WHAT THIS TASK INVOLVES:
Print out each entry below exactly, please.

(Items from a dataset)

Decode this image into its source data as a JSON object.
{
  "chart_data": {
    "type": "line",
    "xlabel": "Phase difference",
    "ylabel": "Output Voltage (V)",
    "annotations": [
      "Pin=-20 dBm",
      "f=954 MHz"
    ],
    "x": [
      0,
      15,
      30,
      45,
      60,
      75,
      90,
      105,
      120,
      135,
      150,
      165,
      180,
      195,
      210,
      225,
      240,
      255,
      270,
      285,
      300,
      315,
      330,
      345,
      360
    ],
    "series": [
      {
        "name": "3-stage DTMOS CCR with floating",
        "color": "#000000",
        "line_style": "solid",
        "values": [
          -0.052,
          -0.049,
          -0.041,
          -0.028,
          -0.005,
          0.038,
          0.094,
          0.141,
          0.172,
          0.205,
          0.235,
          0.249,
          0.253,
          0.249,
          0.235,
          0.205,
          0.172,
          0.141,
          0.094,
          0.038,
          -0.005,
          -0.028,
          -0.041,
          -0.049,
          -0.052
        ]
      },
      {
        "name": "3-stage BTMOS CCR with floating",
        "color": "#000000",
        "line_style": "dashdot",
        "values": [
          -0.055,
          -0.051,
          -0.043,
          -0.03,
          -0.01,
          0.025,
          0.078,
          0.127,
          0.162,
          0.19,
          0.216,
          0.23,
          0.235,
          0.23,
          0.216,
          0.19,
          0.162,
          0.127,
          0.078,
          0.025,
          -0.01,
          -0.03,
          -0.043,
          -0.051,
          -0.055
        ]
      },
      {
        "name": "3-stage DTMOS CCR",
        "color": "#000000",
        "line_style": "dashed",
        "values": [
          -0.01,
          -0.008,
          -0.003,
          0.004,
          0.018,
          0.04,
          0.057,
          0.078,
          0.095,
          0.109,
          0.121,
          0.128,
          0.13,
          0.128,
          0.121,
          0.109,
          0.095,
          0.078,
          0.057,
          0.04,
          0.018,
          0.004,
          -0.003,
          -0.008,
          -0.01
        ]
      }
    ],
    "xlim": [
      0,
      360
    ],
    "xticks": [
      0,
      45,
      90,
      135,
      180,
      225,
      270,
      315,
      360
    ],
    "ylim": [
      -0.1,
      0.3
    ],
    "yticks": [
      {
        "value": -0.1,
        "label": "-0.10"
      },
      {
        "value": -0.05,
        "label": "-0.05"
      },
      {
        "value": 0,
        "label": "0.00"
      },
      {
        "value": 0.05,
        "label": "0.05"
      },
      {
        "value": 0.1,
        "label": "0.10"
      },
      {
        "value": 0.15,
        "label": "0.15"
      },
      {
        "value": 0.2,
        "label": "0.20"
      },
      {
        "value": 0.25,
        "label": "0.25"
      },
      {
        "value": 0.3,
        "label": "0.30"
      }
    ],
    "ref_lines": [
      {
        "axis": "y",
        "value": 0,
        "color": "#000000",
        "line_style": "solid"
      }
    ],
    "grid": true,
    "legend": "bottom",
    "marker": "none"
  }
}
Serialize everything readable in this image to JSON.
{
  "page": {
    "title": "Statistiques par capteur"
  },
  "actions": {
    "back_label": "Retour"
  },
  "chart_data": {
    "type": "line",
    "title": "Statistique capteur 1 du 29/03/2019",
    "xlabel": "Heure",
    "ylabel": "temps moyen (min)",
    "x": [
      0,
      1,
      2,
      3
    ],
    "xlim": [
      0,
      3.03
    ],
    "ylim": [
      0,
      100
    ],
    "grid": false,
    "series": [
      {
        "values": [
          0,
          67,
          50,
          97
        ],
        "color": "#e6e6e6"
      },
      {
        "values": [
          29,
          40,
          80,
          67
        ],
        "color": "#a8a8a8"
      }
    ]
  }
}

OUTPUT:
Decode this image into its source data as a JSON object.
{
  "chart_data": {
    "type": "line",
    "xlabel": "Phase difference",
    "ylabel": "Output Voltage (V)",
    "annotations": [
      "Pin=-20 dBm",
      "f=954 MHz"
    ],
    "x": [
      0,
      15,
      30,
      45,
      60,
      75,
      90,
      105,
      120,
      135,
      150,
      165,
      180,
      195,
      210,
      225,
      240,
      255,
      270,
      285,
      300,
      315,
      330,
      345,
      360
    ],
    "series": [
      {
        "name": "3-stage DTMOS CCR with floating",
        "color": "#000000",
        "line_style": "solid",
        "values": [
          -0.052,
          -0.049,
          -0.041,
          -0.028,
          -0.005,
          0.038,
          0.094,
          0.141,
          0.172,
          0.205,
          0.235,
          0.249,
          0.253,
          0.249,
          0.235,
          0.205,
          0.172,
          0.141,
          0.094,
          0.038,
          -0.005,
          -0.028,
          -0.041,
          -0.049,
          -0.052
        ]
      },
      {
        "name": "3-stage BTMOS CCR with floating",
        "color": "#000000",
        "line_style": "dashdot",
        "values": [
          -0.055,
          -0.051,
          -0.043,
          -0.03,
          -0.01,
          0.025,
          0.078,
          0.127,
          0.162,
          0.19,
          0.216,
          0.23,
          0.235,
          0.23,
          0.216,
          0.19,
          0.162,
          0.127,
          0.078,
          0.025,
          -0.01,
          -0.03,
          -0.043,
          -0.051,
          -0.055
        ]
      },
      {
        "name": "3-stage DTMOS CCR",
        "color": "#000000",
        "line_style": "dashed",
        "values": [
          -0.01,
          -0.008,
          -0.003,
          0.004,
          0.018,
          0.04,
          0.057,
          0.078,
          0.095,
          0.109,
          0.121,
          0.128,
          0.13,
          0.128,
          0.121,
          0.109,
          0.095,
          0.078,
          0.057,
          0.04,
          0.018,
          0.004,
          -0.003,
          -0.008,
          -0.01
        ]
      }
    ],
    "xlim": [
      0,
      360
    ],
    "xticks": [
      0,
      45,
      90,
      135,
      180,
      225,
      270,
      315,
      360
    ],
    "ylim": [
      -0.1,
      0.3
    ],
    "yticks": [
      {
        "value": -0.1,
        "label": "-0.10"
      },
      {
        "value": -0.05,
        "label": "-0.05"
      },
      {
        "value": 0,
        "label": "0.00"
      },
      {
        "value": 0.05,
        "label": "0.05"
      },
      {
        "value": 0.1,
        "label": "0.10"
      },
      {
        "value": 0.15,
        "label": "0.15"
      },
      {
        "value": 0.2,
        "label": "0.20"
      },
      {
        "value": 0.25,
        "label": "0.25"
      },
      {
        "value": 0.3,
        "label": "0.30"
      }
    ],
    "ref_lines": [
      {
        "axis": "y",
        "value": 0,
        "color": "#000000",
        "line_style": "solid"
      }
    ],
    "grid": true,
    "legend": "bottom",
    "marker": "none"
  }
}
Serialize everything readable in this image to JSON.
{
  "page": {
    "title": "Statistiques par capteur"
  },
  "actions": {
    "back_label": "Retour"
  },
  "chart_data": {
    "type": "line",
    "title": "Statistique capteur 1 du 29/03/2019",
    "xlabel": "Heure",
    "ylabel": "temps moyen (min)",
    "x": [
      0,
      1,
      2,
      3
    ],
    "xlim": [
      0,
      3.03
    ],
    "ylim": [
      0,
      100
    ],
    "grid": false,
    "series": [
      {
        "values": [
          0,
          67,
          50,
          97
        ],
        "color": "#e6e6e6"
      },
      {
        "values": [
          29,
          40,
          80,
          67
        ],
        "color": "#a8a8a8"
      }
    ]
  }
}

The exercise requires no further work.